[Records from a dataset]
:::

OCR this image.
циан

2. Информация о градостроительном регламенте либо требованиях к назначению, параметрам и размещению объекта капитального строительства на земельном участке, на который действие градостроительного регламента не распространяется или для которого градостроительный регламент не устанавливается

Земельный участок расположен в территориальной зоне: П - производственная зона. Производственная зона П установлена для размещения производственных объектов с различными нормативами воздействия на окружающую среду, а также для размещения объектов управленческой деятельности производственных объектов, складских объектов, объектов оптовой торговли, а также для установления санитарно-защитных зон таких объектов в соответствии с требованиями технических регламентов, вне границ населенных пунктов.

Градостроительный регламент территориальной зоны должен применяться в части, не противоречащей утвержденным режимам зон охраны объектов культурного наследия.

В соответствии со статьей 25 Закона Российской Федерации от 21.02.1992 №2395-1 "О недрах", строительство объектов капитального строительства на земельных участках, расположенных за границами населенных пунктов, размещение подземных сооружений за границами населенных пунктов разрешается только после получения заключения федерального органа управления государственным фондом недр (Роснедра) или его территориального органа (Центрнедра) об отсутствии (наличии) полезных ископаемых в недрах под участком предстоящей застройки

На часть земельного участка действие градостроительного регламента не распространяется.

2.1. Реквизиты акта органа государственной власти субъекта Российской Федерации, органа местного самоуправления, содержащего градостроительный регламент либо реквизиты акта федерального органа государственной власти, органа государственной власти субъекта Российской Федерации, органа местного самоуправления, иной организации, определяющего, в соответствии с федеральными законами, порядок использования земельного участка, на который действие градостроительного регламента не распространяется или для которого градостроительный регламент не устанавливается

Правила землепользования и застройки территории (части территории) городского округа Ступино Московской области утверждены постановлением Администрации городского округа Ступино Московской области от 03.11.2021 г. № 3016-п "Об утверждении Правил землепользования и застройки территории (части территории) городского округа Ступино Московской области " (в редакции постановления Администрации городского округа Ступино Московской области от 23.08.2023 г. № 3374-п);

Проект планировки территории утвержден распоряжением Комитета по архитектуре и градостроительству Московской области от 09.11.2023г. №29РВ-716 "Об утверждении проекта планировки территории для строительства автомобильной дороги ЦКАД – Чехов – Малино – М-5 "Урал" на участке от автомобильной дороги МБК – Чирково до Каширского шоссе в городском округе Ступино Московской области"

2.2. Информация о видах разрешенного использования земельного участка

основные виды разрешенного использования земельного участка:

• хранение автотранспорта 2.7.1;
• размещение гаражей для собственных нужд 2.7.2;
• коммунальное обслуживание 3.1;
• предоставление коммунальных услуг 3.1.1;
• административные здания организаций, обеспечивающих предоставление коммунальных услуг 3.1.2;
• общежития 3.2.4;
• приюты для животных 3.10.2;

:::

■ Given request ■
Reproduce the complete set of lines precisely as supplied.

■ Full solution ■
OCR this image.
циан

2. Информация о градостроительном регламенте либо требованиях к назначению, параметрам и размещению объекта капитального строительства на земельном участке, на который действие градостроительного регламента не распространяется или для которого градостроительный регламент не устанавливается

Земельный участок расположен в территориальной зоне: П - производственная зона. Производственная зона П установлена для размещения производственных объектов с различными нормативами воздействия на окружающую среду, а также для размещения объектов управленческой деятельности производственных объектов, складских объектов, объектов оптовой торговли, а также для установления санитарно-защитных зон таких объектов в соответствии с требованиями технических регламентов, вне границ населенных пунктов.

Градостроительный регламент территориальной зоны должен применяться в части, не противоречащей утвержденным режимам зон охраны объектов культурного наследия.

В соответствии со статьей 25 Закона Российской Федерации от 21.02.1992 №2395-1 "О недрах", строительство объектов капитального строительства на земельных участках, расположенных за границами населенных пунктов, размещение подземных сооружений за границами населенных пунктов разрешается только после получения заключения федерального органа управления государственным фондом недр (Роснедра) или его территориального органа (Центрнедра) об отсутствии (наличии) полезных ископаемых в недрах под участком предстоящей застройки

На часть земельного участка действие градостроительного регламента не распространяется.

2.1. Реквизиты акта органа государственной власти субъекта Российской Федерации, органа местного самоуправления, содержащего градостроительный регламент либо реквизиты акта федерального органа государственной власти, органа государственной власти субъекта Российской Федерации, органа местного самоуправления, иной организации, определяющего, в соответствии с федеральными законами, порядок использования земельного участка, на который действие градостроительного регламента не распространяется или для которого градостроительный регламент не устанавливается

Правила землепользования и застройки территории (части территории) городского округа Ступино Московской области утверждены постановлением Администрации городского округа Ступино Московской области от 03.11.2021 г. № 3016-п "Об утверждении Правил землепользования и застройки территории (части территории) городского округа Ступино Московской области " (в редакции постановления Администрации городского округа Ступино Московской области от 23.08.2023 г. № 3374-п);

Проект планировки территории утвержден распоряжением Комитета по архитектуре и градостроительству Московской области от 09.11.2023г. №29РВ-716 "Об утверждении проекта планировки территории для строительства автомобильной дороги ЦКАД – Чехов – Малино – М-5 "Урал" на участке от автомобильной дороги МБК – Чирково до Каширского шоссе в городском округе Ступино Московской области"

2.2. Информация о видах разрешенного использования земельного участка

основные виды разрешенного использования земельного участка:

• хранение автотранспорта 2.7.1;
• размещение гаражей для собственных нужд 2.7.2;
• коммунальное обслуживание 3.1;
• предоставление коммунальных услуг 3.1.1;
• административные здания организаций, обеспечивающих предоставление коммунальных услуг 3.1.2;
• общежития 3.2.4;
• приюты для животных 3.10.2;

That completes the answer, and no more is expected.